_Exercise details_:
Copy out the text on sleep tips starting with "There’s so much" and going on through "the Argos catalogue…)", swapping "blackcurrant" for "raspberry".

They also recommend a decent pair of cotton PJs. We love Cyberjammies, whose range is so pretty you could wear them in the daytime or on the beach too. And don’t forget to upgrade your sheets too – The Secret Linen Store has lots of elegant Egyptian cotton options at a reduced price. Shhh…

There’s so much hype about Vitamin D at the moment, it’s a wonder the human race survived without supplements. And apparently it is essential to a decent kip as well.  If you’re struggling to get out in the sun try Vega Vitamins Everyday-D 10mg (from £5.95 www.vegavitamins.co.uk), which is available in a tasty orange spray, or as blackcurrant chewable tablets.

And we don’t really need to be told twice that phones and tablets in the bedroom aren’t a great idea. Superfood UK nutritionist Shona Wilkinson explains, “Two hours before your proposed bedtime turn off all electrical gadgets such as computers, notebooks and phones as these emit a blue light which confuses the brain and reduces the release of melatonin, the chemical which induces sleepiness.” Go retro and find yourself a decent book (ie not your child’s reader from school or the Argos catalogue…)

Finally, a little lavender can go a long way when it comes to the transition into slumber. Angela Flanders’ pillow spray has calming chamomile too, to ease the day’s stresses (and doubles up as a daytime perfume, if you feel like your waking hours need some additional ‘inner calm’ too…)

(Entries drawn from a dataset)

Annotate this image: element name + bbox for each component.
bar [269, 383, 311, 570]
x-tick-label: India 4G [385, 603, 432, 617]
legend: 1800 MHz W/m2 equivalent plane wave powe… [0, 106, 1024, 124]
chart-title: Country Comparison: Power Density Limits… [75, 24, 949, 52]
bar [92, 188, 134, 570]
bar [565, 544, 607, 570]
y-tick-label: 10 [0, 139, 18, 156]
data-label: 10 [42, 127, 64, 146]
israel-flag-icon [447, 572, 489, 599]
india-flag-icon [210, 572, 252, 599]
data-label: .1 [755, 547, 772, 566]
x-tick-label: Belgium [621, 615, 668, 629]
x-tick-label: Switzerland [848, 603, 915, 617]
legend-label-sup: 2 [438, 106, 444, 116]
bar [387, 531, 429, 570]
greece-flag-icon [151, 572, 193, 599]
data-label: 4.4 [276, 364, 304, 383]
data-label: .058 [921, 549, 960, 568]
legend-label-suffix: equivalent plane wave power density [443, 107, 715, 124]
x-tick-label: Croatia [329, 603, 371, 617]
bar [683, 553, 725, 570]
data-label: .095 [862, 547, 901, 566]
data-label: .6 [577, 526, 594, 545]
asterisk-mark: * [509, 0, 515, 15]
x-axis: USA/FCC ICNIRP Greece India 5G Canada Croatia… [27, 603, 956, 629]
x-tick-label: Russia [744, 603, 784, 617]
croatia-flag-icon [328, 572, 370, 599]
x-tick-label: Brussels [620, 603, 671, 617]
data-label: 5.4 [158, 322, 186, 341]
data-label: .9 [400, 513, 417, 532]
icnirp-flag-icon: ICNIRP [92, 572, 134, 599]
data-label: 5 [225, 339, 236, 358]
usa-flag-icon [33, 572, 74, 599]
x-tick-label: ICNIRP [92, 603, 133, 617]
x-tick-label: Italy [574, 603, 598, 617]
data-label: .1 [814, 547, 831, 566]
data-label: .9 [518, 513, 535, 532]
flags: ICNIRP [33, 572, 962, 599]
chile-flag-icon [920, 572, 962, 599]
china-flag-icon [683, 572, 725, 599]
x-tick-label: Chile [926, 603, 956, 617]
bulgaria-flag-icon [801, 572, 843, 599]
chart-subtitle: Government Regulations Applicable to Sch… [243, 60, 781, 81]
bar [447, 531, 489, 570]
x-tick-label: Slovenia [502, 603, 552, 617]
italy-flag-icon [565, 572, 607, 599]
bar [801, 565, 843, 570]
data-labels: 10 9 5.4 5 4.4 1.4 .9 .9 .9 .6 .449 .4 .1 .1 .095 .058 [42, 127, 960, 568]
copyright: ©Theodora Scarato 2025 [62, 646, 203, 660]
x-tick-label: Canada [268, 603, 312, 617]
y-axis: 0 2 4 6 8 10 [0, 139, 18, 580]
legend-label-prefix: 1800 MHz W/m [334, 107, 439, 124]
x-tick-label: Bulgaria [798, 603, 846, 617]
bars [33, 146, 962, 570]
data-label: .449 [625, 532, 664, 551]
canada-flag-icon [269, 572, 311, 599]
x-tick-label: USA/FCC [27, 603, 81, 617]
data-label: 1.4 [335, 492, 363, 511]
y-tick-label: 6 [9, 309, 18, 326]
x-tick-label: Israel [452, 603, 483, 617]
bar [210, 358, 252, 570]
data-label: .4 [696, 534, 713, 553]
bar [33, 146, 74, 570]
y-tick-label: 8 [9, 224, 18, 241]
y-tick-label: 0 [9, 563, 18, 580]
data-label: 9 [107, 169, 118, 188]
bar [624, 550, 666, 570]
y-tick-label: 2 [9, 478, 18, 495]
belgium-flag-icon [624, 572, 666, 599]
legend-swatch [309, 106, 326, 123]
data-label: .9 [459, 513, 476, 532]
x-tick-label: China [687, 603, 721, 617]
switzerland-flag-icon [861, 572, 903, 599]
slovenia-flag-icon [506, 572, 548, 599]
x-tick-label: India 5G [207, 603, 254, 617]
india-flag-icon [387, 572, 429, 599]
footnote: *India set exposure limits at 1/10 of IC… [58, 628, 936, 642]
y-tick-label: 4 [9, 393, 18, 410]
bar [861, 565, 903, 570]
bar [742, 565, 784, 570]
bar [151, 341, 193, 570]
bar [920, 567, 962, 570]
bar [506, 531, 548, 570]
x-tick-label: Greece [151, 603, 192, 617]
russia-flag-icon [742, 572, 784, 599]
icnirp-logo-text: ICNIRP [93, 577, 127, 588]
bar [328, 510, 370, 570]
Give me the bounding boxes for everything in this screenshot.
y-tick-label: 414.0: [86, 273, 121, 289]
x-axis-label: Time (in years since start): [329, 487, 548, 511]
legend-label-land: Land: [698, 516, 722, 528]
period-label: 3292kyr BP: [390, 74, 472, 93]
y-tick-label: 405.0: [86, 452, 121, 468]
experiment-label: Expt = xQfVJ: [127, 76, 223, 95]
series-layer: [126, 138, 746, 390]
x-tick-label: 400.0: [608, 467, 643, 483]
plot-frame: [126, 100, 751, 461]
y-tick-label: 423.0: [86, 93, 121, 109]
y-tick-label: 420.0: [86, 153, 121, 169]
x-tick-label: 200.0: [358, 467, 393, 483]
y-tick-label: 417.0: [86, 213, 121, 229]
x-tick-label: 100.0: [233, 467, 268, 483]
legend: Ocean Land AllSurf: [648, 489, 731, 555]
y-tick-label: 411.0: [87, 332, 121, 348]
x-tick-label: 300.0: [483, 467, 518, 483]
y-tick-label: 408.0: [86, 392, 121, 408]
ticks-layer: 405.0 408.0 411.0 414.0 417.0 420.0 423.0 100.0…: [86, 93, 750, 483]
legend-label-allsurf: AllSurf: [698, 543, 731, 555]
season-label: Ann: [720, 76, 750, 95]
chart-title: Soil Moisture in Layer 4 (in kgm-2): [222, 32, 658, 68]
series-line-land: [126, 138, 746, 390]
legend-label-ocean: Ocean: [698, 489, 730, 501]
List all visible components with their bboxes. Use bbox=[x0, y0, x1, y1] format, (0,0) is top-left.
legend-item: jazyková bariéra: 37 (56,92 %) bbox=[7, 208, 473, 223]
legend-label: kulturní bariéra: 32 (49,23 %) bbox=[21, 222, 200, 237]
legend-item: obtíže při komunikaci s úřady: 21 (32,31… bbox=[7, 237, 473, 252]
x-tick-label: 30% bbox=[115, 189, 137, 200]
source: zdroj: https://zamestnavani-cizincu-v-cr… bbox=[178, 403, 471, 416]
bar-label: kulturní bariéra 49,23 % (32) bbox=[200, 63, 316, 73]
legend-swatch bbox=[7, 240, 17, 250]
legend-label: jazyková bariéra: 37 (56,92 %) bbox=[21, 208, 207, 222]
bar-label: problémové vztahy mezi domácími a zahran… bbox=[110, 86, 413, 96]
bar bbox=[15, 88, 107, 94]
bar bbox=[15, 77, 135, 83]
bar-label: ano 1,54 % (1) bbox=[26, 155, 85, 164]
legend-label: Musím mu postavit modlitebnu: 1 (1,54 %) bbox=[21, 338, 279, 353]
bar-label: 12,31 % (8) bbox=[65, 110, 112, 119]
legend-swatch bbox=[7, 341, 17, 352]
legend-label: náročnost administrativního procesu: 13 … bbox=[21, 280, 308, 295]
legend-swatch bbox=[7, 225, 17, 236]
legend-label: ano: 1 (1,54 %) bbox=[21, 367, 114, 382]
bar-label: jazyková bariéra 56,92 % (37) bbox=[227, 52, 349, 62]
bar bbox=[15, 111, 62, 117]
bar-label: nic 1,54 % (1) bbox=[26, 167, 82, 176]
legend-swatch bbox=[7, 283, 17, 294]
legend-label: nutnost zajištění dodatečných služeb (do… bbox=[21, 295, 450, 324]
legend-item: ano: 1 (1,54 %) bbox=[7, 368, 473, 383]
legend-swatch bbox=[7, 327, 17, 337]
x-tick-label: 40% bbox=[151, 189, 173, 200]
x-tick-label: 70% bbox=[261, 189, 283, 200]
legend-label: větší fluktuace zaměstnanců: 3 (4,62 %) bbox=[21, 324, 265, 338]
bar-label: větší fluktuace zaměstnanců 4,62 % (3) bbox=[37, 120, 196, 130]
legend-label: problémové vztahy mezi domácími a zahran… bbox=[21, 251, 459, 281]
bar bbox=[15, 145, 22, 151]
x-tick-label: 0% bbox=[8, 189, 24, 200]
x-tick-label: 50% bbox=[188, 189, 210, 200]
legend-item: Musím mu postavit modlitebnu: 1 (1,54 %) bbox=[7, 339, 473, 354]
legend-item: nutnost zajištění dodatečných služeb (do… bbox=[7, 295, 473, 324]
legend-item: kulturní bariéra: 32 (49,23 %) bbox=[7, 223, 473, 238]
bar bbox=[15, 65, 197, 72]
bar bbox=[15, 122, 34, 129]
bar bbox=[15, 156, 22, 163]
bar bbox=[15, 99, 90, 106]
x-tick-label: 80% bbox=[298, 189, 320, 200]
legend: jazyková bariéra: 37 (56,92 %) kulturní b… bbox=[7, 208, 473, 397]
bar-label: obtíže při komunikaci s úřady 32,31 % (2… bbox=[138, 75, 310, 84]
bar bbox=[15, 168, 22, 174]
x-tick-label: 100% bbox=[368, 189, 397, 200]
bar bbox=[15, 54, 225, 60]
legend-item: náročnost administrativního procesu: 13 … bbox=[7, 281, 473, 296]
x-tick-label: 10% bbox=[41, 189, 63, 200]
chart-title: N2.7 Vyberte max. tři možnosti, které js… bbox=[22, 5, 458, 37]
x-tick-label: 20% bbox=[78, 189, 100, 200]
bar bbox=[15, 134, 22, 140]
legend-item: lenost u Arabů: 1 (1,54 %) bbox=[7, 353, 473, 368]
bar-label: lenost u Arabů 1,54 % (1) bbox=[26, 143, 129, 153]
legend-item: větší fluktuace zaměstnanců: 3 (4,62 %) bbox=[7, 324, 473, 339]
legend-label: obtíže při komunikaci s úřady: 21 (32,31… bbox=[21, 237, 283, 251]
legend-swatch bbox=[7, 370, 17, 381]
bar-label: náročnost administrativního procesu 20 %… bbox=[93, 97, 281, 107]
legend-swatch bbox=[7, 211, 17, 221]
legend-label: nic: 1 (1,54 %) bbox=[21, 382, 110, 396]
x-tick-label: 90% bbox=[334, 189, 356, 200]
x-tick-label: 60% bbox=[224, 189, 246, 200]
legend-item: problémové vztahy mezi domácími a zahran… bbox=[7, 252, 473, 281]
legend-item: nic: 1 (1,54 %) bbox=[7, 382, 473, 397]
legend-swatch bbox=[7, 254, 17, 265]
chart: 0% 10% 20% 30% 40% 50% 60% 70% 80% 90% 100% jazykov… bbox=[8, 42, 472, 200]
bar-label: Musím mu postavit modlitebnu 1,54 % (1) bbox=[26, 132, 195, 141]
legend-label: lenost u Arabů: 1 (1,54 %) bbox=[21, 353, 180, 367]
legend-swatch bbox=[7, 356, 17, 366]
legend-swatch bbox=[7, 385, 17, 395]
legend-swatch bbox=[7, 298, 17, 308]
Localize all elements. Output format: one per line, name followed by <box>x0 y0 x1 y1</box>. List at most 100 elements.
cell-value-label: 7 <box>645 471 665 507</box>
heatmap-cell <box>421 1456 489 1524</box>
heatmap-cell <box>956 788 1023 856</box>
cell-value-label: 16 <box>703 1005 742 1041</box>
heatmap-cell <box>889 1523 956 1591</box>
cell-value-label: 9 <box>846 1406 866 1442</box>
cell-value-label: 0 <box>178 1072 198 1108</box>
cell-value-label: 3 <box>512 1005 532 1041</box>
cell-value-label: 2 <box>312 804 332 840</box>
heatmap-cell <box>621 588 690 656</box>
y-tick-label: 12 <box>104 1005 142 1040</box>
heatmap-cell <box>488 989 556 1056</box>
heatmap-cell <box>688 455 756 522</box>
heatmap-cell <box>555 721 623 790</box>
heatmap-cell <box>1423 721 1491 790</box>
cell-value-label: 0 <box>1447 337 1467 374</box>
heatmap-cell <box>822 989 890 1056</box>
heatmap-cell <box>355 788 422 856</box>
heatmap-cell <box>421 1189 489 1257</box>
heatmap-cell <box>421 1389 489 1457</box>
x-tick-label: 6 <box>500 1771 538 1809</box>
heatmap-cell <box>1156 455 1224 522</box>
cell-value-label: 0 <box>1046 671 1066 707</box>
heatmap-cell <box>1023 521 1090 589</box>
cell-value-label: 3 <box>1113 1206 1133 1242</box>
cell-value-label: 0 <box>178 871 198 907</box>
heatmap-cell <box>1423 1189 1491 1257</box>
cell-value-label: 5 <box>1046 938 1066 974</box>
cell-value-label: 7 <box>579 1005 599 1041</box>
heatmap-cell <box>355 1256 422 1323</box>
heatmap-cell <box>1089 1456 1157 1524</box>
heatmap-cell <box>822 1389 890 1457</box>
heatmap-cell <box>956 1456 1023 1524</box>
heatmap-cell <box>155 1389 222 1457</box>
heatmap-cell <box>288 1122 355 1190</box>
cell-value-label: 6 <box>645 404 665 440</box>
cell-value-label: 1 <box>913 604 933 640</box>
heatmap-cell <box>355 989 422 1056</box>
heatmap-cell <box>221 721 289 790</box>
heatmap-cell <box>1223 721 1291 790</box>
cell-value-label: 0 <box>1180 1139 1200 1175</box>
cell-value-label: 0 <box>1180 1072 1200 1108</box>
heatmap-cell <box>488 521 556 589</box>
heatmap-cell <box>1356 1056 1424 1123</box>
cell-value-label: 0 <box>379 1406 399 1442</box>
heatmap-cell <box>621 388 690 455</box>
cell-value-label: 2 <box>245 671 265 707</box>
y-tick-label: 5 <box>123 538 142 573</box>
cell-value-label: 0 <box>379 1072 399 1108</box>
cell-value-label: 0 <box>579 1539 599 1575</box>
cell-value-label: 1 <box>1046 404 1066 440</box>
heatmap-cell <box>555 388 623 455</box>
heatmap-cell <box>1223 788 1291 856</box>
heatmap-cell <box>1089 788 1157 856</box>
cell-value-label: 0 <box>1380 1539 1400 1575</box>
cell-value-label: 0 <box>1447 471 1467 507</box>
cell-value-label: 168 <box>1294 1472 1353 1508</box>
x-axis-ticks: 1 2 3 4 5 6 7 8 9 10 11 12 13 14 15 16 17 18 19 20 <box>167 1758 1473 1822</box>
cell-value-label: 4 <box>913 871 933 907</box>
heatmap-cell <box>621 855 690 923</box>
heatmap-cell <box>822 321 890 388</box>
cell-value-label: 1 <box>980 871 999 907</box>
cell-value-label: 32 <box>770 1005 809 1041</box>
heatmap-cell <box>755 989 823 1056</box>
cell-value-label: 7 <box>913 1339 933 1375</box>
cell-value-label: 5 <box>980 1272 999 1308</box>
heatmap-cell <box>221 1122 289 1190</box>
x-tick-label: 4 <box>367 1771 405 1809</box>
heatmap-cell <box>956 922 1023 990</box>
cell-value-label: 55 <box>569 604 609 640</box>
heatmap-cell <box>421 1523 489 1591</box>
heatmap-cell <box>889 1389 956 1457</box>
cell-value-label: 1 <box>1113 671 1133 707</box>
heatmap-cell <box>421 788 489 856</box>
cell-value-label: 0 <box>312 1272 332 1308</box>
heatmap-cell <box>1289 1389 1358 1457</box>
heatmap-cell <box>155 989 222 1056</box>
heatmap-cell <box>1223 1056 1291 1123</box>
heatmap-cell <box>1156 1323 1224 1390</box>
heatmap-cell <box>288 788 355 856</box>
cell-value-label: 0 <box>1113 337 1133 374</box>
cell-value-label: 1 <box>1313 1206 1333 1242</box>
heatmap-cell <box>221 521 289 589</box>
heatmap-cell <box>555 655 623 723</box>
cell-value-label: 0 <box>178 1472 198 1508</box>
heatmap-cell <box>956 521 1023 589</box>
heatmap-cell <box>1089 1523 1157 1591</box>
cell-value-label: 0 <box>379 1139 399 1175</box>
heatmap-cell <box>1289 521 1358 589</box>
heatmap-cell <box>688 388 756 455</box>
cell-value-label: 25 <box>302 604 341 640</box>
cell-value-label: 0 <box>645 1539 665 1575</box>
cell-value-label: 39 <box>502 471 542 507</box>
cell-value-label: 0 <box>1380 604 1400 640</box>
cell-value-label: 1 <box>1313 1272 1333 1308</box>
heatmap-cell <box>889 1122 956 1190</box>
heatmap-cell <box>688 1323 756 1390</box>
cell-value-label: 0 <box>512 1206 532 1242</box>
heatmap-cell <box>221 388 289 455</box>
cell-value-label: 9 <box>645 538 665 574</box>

_Task result_:
There’s so much hype about Vitamin D at the moment, it’s a wonder the human race survived without supplements. And apparently it is essential to a decent kip as well.  If you’re struggling to get out in the sun try Vega Vitamins Everyday-D 10mg (from £5.95 www.vegavitamins.co.uk), which is available in a tasty orange spray, or as raspberry chewable tablets.

And we don’t really need to be told twice that phones and tablets in the bedroom aren’t a great idea. Superfood UK nutritionist Shona Wilkinson explains, “Two hours before your proposed bedtime turn off all electrical gadgets such as computers, notebooks and phones as these emit a blue light which confuses the brain and reduces the release of melatonin, the chemical which induces sleepiness.” Go retro and find yourself a decent book (ie not your child’s reader from school or the Argos catalogue…)